What is needed.
Starting with the line containing "List UI elements" and continuing through the line containing "reason-item: 1. В", reproduce those records with "problem-cell" swapped for "issue-cell" and everything else unchanged. Omit the pictures from the output.

Extracted records.
——————————

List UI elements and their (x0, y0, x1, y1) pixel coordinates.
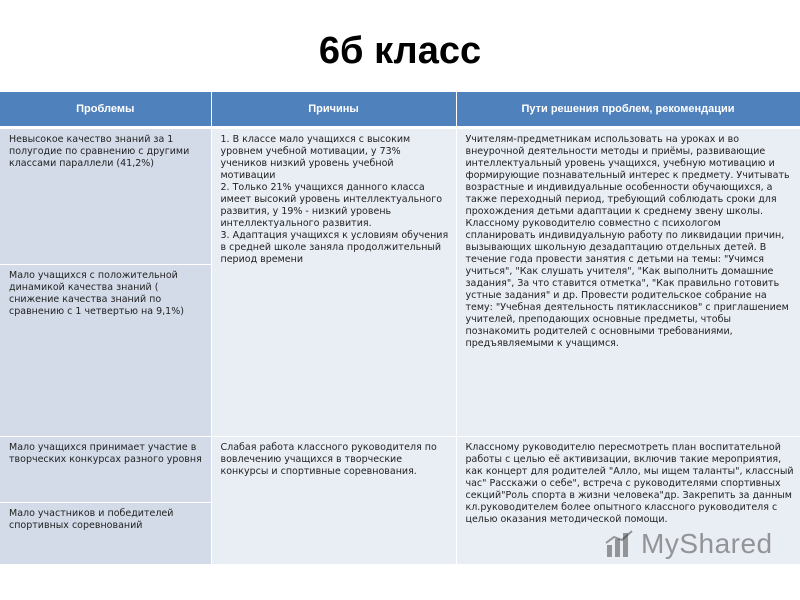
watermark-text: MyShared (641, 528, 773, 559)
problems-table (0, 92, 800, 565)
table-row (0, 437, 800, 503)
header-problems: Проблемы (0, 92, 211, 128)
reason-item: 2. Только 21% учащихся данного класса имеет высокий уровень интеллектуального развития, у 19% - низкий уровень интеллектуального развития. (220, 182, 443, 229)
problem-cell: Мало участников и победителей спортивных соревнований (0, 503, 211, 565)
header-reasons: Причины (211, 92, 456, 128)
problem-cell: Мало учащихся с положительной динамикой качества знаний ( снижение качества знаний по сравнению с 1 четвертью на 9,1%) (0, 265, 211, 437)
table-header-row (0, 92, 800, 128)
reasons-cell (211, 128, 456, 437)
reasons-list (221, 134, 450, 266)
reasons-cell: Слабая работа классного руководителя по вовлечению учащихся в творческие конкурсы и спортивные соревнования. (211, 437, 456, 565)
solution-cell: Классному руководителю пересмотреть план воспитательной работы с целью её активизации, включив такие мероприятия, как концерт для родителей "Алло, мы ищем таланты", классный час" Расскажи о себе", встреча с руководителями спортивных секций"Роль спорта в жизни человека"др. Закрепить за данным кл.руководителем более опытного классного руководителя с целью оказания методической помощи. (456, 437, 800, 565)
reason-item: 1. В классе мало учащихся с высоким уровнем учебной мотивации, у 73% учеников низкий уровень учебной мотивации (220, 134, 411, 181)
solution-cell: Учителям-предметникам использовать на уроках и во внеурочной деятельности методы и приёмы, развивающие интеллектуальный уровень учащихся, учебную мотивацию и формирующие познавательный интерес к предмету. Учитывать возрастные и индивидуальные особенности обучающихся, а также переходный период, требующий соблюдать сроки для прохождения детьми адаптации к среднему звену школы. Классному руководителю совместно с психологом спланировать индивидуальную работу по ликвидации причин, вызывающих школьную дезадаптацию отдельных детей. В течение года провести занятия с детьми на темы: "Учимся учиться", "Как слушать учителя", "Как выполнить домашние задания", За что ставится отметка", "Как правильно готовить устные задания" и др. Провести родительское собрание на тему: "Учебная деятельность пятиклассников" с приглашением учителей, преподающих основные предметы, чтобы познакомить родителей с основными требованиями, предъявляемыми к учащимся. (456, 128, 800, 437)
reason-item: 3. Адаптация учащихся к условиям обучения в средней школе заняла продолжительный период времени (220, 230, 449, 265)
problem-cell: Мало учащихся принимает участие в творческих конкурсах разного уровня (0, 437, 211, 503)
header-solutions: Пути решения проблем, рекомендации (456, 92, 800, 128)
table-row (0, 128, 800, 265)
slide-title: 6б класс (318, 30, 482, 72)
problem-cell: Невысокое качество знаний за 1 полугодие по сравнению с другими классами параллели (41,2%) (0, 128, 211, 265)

——————————

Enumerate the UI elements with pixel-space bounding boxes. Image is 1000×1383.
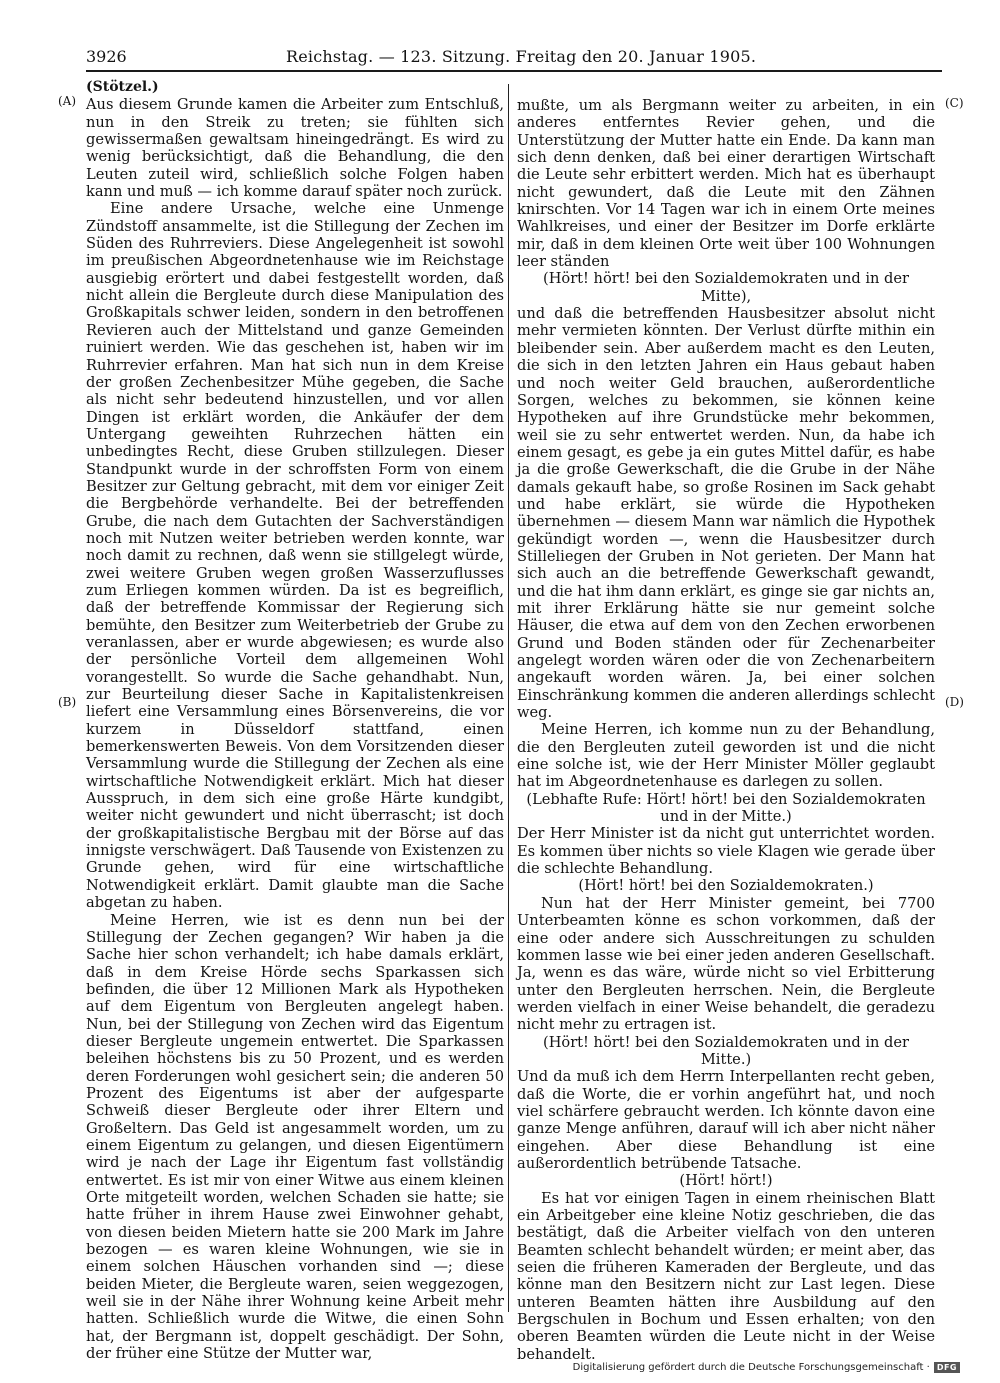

——————————

Complete answer.
List UI elements and their (x0, y0, x1, y1) pixel coordinates.
watermark-text: MyShared (641, 528, 773, 559)
problems-table (0, 92, 800, 565)
table-row (0, 437, 800, 503)
header-problems: Проблемы (0, 92, 211, 128)
reason-item: 2. Только 21% учащихся данного класса имеет высокий уровень интеллектуального развития, у 19% - низкий уровень интеллектуального развития. (220, 182, 443, 229)
issue-cell: Мало участников и победителей спортивных соревнований (0, 503, 211, 565)
header-reasons: Причины (211, 92, 456, 128)
issue-cell: Мало учащихся с положительной динамикой качества знаний ( снижение качества знаний по сравнению с 1 четвертью на 9,1%) (0, 265, 211, 437)
table-header-row (0, 92, 800, 128)
reasons-cell (211, 128, 456, 437)
reasons-list (221, 134, 450, 266)
reasons-cell: Слабая работа классного руководителя по вовлечению учащихся в творческие конкурсы и спортивные соревнования. (211, 437, 456, 565)
solution-cell: Классному руководителю пересмотреть план воспитательной работы с целью её активизации, включив такие мероприятия, как концерт для родителей "Алло, мы ищем таланты", классный час" Расскажи о себе", встреча с руководителями спортивных секций"Роль спорта в жизни человека"др. Закрепить за данным кл.руководителем более опытного классного руководителя с целью оказания методической помощи. (456, 437, 800, 565)
reason-item: 1. В классе мало учащихся с высоким уровнем учебной мотивации, у 73% учеников низкий уровень учебной мотивации (220, 134, 411, 181)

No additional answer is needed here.